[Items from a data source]
** BEGIN **
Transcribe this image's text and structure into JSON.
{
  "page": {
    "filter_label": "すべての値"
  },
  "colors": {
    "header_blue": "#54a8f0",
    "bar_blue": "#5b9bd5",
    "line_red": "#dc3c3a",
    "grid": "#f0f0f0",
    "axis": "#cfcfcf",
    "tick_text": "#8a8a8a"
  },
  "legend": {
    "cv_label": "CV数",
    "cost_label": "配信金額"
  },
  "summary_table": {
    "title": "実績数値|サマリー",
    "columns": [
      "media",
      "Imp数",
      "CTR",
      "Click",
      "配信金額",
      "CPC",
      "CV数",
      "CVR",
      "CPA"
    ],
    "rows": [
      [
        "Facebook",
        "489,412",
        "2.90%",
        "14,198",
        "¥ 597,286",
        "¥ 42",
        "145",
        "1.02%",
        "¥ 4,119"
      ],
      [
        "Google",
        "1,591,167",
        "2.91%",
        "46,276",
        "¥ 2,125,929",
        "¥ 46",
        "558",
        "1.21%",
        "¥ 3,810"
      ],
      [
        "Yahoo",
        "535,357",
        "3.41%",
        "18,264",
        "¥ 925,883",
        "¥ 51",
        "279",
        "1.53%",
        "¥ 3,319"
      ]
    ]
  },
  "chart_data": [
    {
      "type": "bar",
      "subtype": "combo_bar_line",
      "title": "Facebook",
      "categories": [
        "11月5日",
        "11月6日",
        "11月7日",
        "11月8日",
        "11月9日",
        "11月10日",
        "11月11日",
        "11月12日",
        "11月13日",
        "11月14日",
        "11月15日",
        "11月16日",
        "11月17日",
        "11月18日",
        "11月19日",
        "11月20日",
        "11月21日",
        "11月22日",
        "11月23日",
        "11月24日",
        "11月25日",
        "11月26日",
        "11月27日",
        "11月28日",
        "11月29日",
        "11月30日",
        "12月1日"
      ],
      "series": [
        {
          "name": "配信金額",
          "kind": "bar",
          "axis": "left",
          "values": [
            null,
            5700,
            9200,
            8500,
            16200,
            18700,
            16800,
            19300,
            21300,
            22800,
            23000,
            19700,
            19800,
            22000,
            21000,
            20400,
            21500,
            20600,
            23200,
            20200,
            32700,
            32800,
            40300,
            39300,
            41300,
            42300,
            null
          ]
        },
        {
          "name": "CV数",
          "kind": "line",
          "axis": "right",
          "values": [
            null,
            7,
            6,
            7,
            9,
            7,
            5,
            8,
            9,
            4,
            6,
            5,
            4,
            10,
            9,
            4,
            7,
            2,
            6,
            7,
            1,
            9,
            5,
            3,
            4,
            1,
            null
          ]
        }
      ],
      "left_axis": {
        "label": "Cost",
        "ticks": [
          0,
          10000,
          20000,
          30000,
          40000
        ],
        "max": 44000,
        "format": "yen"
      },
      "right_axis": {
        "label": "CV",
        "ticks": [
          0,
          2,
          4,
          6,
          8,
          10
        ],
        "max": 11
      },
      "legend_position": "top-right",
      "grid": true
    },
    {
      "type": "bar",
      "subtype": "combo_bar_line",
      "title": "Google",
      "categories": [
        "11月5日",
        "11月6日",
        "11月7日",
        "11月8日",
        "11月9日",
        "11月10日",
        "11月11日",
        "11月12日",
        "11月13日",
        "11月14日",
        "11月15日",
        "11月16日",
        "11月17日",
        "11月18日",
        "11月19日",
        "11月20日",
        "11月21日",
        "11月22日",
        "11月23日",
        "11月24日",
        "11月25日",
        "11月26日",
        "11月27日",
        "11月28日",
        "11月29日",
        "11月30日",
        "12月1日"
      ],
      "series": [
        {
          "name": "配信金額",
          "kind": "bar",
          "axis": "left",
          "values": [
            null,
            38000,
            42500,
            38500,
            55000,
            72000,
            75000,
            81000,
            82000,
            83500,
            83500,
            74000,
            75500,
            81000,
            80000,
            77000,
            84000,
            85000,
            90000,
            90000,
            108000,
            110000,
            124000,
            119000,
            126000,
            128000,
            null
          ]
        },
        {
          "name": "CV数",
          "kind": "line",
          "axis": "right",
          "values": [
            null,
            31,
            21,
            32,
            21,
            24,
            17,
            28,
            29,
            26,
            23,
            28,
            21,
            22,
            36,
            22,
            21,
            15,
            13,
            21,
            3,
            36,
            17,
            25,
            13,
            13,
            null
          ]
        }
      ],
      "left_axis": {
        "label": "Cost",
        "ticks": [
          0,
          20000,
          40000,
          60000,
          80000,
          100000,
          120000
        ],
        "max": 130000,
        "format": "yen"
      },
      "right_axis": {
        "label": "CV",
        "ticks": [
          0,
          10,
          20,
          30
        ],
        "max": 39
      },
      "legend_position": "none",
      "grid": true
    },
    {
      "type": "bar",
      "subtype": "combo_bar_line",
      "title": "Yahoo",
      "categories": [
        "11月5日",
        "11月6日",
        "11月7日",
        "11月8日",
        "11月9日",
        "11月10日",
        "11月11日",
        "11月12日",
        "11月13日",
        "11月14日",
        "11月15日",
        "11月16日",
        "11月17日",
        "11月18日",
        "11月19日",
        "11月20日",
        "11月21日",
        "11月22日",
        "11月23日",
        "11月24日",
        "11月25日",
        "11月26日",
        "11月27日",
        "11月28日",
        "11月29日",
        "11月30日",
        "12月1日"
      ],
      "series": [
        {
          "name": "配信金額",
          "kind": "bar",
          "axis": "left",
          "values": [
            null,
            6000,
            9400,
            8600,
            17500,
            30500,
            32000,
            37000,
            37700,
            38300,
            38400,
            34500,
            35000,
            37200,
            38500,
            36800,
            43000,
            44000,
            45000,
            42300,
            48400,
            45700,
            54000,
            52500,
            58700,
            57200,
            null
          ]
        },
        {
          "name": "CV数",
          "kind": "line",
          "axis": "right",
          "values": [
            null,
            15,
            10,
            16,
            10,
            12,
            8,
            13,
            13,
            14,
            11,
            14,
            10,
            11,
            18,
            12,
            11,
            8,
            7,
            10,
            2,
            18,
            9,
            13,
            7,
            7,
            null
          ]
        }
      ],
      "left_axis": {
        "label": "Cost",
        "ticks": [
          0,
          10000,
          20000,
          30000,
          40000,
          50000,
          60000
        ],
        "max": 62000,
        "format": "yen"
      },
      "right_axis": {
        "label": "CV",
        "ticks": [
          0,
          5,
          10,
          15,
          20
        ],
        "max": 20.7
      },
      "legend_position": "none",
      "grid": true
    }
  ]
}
** END **
▶ **WHAT THE TASK REQUIRES**: Your task is to repeat the data exactly, with nothing left out.

▶ **FULL OUTPUT**:
Transcribe this image's text and structure into JSON.
{
  "page": {
    "filter_label": "すべての値"
  },
  "colors": {
    "header_blue": "#54a8f0",
    "bar_blue": "#5b9bd5",
    "line_red": "#dc3c3a",
    "grid": "#f0f0f0",
    "axis": "#cfcfcf",
    "tick_text": "#8a8a8a"
  },
  "legend": {
    "cv_label": "CV数",
    "cost_label": "配信金額"
  },
  "summary_table": {
    "title": "実績数値|サマリー",
    "columns": [
      "media",
      "Imp数",
      "CTR",
      "Click",
      "配信金額",
      "CPC",
      "CV数",
      "CVR",
      "CPA"
    ],
    "rows": [
      [
        "Facebook",
        "489,412",
        "2.90%",
        "14,198",
        "¥ 597,286",
        "¥ 42",
        "145",
        "1.02%",
        "¥ 4,119"
      ],
      [
        "Google",
        "1,591,167",
        "2.91%",
        "46,276",
        "¥ 2,125,929",
        "¥ 46",
        "558",
        "1.21%",
        "¥ 3,810"
      ],
      [
        "Yahoo",
        "535,357",
        "3.41%",
        "18,264",
        "¥ 925,883",
        "¥ 51",
        "279",
        "1.53%",
        "¥ 3,319"
      ]
    ]
  },
  "chart_data": [
    {
      "type": "bar",
      "subtype": "combo_bar_line",
      "title": "Facebook",
      "categories": [
        "11月5日",
        "11月6日",
        "11月7日",
        "11月8日",
        "11月9日",
        "11月10日",
        "11月11日",
        "11月12日",
        "11月13日",
        "11月14日",
        "11月15日",
        "11月16日",
        "11月17日",
        "11月18日",
        "11月19日",
        "11月20日",
        "11月21日",
        "11月22日",
        "11月23日",
        "11月24日",
        "11月25日",
        "11月26日",
        "11月27日",
        "11月28日",
        "11月29日",
        "11月30日",
        "12月1日"
      ],
      "series": [
        {
          "name": "配信金額",
          "kind": "bar",
          "axis": "left",
          "values": [
            null,
            5700,
            9200,
            8500,
            16200,
            18700,
            16800,
            19300,
            21300,
            22800,
            23000,
            19700,
            19800,
            22000,
            21000,
            20400,
            21500,
            20600,
            23200,
            20200,
            32700,
            32800,
            40300,
            39300,
            41300,
            42300,
            null
          ]
        },
        {
          "name": "CV数",
          "kind": "line",
          "axis": "right",
          "values": [
            null,
            7,
            6,
            7,
            9,
            7,
            5,
            8,
            9,
            4,
            6,
            5,
            4,
            10,
            9,
            4,
            7,
            2,
            6,
            7,
            1,
            9,
            5,
            3,
            4,
            1,
            null
          ]
        }
      ],
      "left_axis": {
        "label": "Cost",
        "ticks": [
          0,
          10000,
          20000,
          30000,
          40000
        ],
        "max": 44000,
        "format": "yen"
      },
      "right_axis": {
        "label": "CV",
        "ticks": [
          0,
          2,
          4,
          6,
          8,
          10
        ],
        "max": 11
      },
      "legend_position": "top-right",
      "grid": true
    },
    {
      "type": "bar",
      "subtype": "combo_bar_line",
      "title": "Google",
      "categories": [
        "11月5日",
        "11月6日",
        "11月7日",
        "11月8日",
        "11月9日",
        "11月10日",
        "11月11日",
        "11月12日",
        "11月13日",
        "11月14日",
        "11月15日",
        "11月16日",
        "11月17日",
        "11月18日",
        "11月19日",
        "11月20日",
        "11月21日",
        "11月22日",
        "11月23日",
        "11月24日",
        "11月25日",
        "11月26日",
        "11月27日",
        "11月28日",
        "11月29日",
        "11月30日",
        "12月1日"
      ],
      "series": [
        {
          "name": "配信金額",
          "kind": "bar",
          "axis": "left",
          "values": [
            null,
            38000,
            42500,
            38500,
            55000,
            72000,
            75000,
            81000,
            82000,
            83500,
            83500,
            74000,
            75500,
            81000,
            80000,
            77000,
            84000,
            85000,
            90000,
            90000,
            108000,
            110000,
            124000,
            119000,
            126000,
            128000,
            null
          ]
        },
        {
          "name": "CV数",
          "kind": "line",
          "axis": "right",
          "values": [
            null,
            31,
            21,
            32,
            21,
            24,
            17,
            28,
            29,
            26,
            23,
            28,
            21,
            22,
            36,
            22,
            21,
            15,
            13,
            21,
            3,
            36,
            17,
            25,
            13,
            13,
            null
          ]
        }
      ],
      "left_axis": {
        "label": "Cost",
        "ticks": [
          0,
          20000,
          40000,
          60000,
          80000,
          100000,
          120000
        ],
        "max": 130000,
        "format": "yen"
      },
      "right_axis": {
        "label": "CV",
        "ticks": [
          0,
          10,
          20,
          30
        ],
        "max": 39
      },
      "legend_position": "none",
      "grid": true
    },
    {
      "type": "bar",
      "subtype": "combo_bar_line",
      "title": "Yahoo",
      "categories": [
        "11月5日",
        "11月6日",
        "11月7日",
        "11月8日",
        "11月9日",
        "11月10日",
        "11月11日",
        "11月12日",
        "11月13日",
        "11月14日",
        "11月15日",
        "11月16日",
        "11月17日",
        "11月18日",
        "11月19日",
        "11月20日",
        "11月21日",
        "11月22日",
        "11月23日",
        "11月24日",
        "11月25日",
        "11月26日",
        "11月27日",
        "11月28日",
        "11月29日",
        "11月30日",
        "12月1日"
      ],
      "series": [
        {
          "name": "配信金額",
          "kind": "bar",
          "axis": "left",
          "values": [
            null,
            6000,
            9400,
            8600,
            17500,
            30500,
            32000,
            37000,
            37700,
            38300,
            38400,
            34500,
            35000,
            37200,
            38500,
            36800,
            43000,
            44000,
            45000,
            42300,
            48400,
            45700,
            54000,
            52500,
            58700,
            57200,
            null
          ]
        },
        {
          "name": "CV数",
          "kind": "line",
          "axis": "right",
          "values": [
            null,
            15,
            10,
            16,
            10,
            12,
            8,
            13,
            13,
            14,
            11,
            14,
            10,
            11,
            18,
            12,
            11,
            8,
            7,
            10,
            2,
            18,
            9,
            13,
            7,
            7,
            null
          ]
        }
      ],
      "left_axis": {
        "label": "Cost",
        "ticks": [
          0,
          10000,
          20000,
          30000,
          40000,
          50000,
          60000
        ],
        "max": 62000,
        "format": "yen"
      },
      "right_axis": {
        "label": "CV",
        "ticks": [
          0,
          5,
          10,
          15,
          20
        ],
        "max": 20.7
      },
      "legend_position": "none",
      "grid": true
    }
  ]
}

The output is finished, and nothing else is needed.